Find the lines with "inflation" in them and copy them out.

- **Dataset content**
..........

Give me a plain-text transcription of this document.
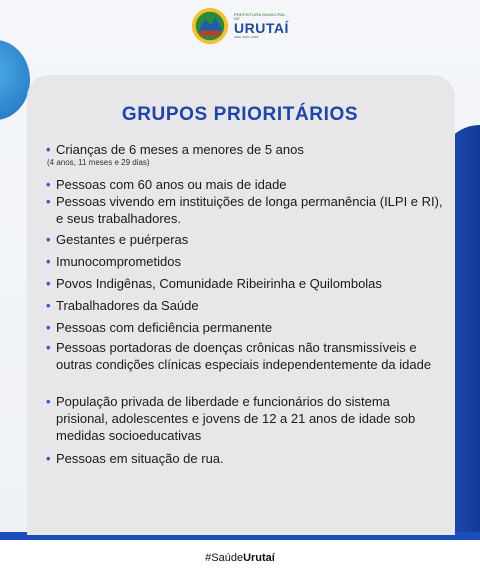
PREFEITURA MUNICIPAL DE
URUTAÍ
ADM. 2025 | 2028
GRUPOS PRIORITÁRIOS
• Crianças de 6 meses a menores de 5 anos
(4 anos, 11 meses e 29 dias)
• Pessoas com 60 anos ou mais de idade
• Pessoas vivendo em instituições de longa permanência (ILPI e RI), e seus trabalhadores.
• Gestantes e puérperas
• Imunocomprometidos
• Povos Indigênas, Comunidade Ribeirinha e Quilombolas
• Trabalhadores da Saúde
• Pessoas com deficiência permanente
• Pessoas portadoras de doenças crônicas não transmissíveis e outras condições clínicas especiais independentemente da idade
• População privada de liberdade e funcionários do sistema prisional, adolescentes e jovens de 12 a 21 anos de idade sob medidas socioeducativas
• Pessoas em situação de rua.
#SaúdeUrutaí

..........

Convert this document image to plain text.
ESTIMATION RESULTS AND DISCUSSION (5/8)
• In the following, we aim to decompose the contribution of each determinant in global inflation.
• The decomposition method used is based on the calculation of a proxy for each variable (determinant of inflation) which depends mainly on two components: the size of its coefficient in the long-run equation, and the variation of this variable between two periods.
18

..........

- **Response**
• In the following, we aim to decompose the contribution of each determinant in global inflation.
• The decomposition method used is based on the calculation of a proxy for each variable (determinant of inflation) which depends mainly on two components: the size of its coefficient in the long-run equation, and the variation of this variable between two periods.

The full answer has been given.